Written instruction » Locate and copy each line in the data that contains the word "الناس".

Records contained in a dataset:

^^^^

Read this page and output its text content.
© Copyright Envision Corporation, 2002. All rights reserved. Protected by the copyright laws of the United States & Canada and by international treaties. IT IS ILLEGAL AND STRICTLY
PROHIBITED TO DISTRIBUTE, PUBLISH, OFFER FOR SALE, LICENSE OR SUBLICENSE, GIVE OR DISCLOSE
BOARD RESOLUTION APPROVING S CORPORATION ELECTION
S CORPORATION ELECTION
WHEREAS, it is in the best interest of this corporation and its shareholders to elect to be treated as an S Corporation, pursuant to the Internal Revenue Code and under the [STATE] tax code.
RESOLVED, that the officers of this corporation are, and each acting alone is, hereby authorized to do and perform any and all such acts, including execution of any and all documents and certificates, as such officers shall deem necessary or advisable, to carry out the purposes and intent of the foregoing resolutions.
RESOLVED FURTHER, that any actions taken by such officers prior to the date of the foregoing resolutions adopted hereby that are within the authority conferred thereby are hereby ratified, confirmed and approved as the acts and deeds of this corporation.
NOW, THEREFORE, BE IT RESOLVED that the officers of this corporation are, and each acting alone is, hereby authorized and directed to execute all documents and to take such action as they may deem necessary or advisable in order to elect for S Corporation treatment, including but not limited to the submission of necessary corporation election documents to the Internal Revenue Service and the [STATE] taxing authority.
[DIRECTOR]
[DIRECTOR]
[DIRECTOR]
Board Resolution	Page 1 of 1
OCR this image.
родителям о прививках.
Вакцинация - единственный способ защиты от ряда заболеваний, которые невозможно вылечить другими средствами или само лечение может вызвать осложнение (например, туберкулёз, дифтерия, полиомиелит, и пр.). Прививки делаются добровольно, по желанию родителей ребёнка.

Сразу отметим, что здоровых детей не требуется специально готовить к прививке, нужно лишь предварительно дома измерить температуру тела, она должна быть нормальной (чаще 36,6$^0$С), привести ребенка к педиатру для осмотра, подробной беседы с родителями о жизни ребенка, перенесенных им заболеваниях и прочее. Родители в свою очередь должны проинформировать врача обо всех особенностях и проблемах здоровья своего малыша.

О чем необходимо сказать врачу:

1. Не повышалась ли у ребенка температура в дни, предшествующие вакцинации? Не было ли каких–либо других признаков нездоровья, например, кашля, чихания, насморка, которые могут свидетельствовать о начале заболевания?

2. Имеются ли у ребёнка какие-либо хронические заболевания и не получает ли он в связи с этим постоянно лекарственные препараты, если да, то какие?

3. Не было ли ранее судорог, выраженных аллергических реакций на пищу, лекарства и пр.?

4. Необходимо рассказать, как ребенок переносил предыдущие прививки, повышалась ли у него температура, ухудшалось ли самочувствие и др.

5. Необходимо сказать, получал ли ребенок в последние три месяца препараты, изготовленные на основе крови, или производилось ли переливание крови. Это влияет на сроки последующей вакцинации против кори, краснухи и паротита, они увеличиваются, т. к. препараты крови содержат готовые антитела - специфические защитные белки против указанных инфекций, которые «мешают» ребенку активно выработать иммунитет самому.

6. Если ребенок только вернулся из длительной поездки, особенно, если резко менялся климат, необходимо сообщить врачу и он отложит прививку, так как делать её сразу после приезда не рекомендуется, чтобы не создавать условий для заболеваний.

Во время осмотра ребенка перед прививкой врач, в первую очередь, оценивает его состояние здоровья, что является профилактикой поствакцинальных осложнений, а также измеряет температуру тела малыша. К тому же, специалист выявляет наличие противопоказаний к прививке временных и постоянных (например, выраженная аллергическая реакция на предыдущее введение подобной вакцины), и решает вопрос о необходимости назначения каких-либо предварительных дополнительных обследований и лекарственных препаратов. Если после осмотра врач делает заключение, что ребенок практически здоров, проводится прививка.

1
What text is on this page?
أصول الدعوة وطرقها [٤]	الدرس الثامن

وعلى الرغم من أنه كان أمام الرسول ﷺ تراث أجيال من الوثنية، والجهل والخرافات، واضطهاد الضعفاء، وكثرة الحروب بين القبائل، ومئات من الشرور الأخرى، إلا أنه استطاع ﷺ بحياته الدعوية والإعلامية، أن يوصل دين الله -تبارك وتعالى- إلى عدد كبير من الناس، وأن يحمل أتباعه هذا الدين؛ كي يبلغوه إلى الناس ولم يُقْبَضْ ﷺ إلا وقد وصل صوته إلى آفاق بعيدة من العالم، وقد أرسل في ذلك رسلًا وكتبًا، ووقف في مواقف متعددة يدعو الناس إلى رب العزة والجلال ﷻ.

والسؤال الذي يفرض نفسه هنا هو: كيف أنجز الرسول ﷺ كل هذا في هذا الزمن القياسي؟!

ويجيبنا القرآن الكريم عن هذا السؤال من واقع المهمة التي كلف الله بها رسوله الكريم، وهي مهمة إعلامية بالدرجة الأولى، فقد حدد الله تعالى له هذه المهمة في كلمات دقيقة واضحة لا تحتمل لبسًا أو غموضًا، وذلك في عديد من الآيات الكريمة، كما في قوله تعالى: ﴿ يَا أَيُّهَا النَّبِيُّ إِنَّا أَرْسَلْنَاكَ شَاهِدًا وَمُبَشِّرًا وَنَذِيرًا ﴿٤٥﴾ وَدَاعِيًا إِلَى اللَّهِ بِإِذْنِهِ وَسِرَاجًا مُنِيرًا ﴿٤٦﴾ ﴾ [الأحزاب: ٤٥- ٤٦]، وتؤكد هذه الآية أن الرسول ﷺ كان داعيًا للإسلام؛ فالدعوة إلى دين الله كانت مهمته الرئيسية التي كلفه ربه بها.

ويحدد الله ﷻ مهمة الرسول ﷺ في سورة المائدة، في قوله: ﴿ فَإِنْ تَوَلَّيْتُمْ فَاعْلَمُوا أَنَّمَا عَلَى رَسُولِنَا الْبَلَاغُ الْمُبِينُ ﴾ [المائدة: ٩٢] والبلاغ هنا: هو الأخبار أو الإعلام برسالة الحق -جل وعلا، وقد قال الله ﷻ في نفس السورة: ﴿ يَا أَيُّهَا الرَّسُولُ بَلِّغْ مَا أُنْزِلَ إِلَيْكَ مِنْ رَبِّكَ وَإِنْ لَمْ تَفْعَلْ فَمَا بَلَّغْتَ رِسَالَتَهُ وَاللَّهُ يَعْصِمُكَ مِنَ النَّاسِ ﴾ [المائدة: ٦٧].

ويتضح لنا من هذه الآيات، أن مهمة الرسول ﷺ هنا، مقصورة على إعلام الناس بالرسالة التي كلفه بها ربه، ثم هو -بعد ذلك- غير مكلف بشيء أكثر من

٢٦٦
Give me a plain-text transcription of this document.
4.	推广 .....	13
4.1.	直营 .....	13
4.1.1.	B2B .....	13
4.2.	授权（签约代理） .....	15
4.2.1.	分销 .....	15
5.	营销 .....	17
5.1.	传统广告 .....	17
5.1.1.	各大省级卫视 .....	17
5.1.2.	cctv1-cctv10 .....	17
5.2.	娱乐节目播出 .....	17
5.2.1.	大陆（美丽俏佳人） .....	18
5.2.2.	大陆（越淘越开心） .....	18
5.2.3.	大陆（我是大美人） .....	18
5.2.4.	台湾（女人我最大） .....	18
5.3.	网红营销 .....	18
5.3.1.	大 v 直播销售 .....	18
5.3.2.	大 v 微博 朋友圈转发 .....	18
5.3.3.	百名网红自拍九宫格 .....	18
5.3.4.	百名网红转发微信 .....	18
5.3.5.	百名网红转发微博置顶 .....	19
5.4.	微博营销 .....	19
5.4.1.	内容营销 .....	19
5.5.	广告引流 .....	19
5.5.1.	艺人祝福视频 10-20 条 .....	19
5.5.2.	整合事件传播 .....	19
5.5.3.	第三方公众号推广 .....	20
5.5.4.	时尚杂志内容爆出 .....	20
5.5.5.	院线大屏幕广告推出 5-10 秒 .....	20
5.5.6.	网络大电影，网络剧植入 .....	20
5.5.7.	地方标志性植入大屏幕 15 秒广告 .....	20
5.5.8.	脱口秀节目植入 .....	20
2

^^^^

Task solution »
وعلى الرغم من أنه كان أمام الرسول ﷺ تراث أجيال من الوثنية، والجهل والخرافات، واضطهاد الضعفاء، وكثرة الحروب بين القبائل، ومئات من الشرور الأخرى، إلا أنه استطاع ﷺ بحياته الدعوية والإعلامية، أن يوصل دين الله -تبارك وتعالى- إلى عدد كبير من الناس، وأن يحمل أتباعه هذا الدين؛ كي يبلغوه إلى الناس ولم يُقْبَضْ ﷺ إلا وقد وصل صوته إلى آفاق بعيدة من العالم، وقد أرسل في ذلك رسلًا وكتبًا، ووقف في مواقف متعددة يدعو الناس إلى رب العزة والجلال ﷻ.
ويتضح لنا من هذه الآيات، أن مهمة الرسول ﷺ هنا، مقصورة على إعلام الناس بالرسالة التي كلفه بها ربه، ثم هو -بعد ذلك- غير مكلف بشيء أكثر من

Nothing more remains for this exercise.